Given problem — Review the listing and copy each line that holds the word "创建记忆体".

[Saved entries]
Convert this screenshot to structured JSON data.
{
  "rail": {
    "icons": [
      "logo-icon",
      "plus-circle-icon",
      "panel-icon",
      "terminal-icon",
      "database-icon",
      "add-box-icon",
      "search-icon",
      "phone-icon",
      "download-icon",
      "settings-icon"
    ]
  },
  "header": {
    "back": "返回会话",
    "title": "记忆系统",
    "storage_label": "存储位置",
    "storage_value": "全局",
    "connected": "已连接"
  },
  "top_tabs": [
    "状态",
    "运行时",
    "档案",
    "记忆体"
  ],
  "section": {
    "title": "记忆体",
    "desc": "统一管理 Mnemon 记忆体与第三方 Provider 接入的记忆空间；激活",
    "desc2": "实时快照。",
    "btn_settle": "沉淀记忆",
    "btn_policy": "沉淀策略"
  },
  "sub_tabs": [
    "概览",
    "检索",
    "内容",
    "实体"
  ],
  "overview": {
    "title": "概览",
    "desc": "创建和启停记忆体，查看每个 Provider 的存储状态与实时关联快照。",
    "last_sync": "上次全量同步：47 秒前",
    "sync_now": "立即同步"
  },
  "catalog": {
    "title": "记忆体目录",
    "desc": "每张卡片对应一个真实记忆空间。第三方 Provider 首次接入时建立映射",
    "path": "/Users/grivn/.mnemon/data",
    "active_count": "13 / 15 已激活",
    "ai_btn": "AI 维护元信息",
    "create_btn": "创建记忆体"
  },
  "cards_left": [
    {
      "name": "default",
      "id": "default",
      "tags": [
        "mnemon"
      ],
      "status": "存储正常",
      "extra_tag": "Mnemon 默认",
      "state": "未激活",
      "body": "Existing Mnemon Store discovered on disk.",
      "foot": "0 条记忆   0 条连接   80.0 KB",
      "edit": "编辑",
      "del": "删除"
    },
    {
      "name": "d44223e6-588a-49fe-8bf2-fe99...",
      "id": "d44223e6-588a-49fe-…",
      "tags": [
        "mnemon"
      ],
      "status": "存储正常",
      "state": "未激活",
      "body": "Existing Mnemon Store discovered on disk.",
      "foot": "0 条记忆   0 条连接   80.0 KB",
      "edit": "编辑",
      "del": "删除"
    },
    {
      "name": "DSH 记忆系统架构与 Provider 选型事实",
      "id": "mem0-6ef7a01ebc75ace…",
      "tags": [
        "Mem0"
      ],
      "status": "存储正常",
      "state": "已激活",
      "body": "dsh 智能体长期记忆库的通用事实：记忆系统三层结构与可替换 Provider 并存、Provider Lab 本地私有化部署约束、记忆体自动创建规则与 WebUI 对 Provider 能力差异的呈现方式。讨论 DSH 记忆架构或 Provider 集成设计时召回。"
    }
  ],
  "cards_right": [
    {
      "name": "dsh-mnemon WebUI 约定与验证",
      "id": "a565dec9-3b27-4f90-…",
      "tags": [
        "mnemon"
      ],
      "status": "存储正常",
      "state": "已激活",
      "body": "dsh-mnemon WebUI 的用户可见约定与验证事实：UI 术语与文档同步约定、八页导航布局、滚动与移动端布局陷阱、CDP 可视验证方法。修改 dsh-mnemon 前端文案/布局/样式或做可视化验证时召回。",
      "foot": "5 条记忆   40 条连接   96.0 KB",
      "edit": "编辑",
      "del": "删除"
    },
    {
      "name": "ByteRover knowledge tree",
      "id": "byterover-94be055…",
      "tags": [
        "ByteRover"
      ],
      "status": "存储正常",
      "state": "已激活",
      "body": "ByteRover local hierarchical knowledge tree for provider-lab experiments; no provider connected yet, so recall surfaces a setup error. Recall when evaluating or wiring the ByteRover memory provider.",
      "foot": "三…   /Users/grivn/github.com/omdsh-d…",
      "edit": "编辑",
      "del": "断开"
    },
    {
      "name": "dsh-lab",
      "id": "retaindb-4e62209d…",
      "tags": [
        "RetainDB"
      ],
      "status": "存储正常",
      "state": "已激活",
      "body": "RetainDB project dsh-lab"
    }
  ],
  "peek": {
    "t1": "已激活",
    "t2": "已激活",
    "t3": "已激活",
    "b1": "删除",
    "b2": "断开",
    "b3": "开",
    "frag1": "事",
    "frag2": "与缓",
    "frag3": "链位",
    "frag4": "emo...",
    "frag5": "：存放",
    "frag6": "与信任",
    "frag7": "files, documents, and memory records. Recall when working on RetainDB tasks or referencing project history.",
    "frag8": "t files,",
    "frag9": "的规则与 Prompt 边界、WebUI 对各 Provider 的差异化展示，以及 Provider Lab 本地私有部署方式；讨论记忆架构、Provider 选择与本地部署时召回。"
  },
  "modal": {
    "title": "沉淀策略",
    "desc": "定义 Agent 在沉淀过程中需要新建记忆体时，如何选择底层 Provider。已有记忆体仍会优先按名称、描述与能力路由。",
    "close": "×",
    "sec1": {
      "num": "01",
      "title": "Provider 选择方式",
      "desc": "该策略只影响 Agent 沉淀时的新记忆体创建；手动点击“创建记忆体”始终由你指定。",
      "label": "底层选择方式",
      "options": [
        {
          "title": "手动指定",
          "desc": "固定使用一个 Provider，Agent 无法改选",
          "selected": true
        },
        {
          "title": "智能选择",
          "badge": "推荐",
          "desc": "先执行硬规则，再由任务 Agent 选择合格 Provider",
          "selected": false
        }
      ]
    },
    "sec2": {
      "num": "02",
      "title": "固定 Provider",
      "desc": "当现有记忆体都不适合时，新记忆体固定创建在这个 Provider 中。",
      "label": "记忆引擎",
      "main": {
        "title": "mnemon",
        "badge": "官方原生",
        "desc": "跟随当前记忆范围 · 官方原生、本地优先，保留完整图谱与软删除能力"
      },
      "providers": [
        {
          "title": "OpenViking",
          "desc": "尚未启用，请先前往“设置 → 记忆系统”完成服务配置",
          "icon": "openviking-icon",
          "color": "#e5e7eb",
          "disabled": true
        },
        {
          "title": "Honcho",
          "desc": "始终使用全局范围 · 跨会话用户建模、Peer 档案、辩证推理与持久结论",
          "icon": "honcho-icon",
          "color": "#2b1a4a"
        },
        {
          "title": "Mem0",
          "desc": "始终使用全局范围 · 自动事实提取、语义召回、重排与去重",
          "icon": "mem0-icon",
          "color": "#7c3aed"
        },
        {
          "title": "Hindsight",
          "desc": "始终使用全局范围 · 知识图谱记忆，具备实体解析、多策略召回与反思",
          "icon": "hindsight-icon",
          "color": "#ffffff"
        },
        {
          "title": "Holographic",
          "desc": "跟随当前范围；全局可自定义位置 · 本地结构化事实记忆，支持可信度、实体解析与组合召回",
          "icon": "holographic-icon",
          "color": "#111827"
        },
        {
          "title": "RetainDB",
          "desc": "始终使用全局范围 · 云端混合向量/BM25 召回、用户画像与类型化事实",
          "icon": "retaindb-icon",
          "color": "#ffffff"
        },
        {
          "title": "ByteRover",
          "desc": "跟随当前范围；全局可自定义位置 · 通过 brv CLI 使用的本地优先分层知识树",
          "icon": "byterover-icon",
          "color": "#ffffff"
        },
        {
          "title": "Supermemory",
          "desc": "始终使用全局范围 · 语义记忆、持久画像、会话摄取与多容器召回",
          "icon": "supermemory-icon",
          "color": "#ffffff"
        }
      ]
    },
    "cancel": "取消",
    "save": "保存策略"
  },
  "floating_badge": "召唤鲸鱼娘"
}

Exercise solution —
    "create_btn": "创建记忆体"
      "desc": "该策略只影响 Agent 沉淀时的新记忆体创建；手动点击“创建记忆体”始终由你指定。",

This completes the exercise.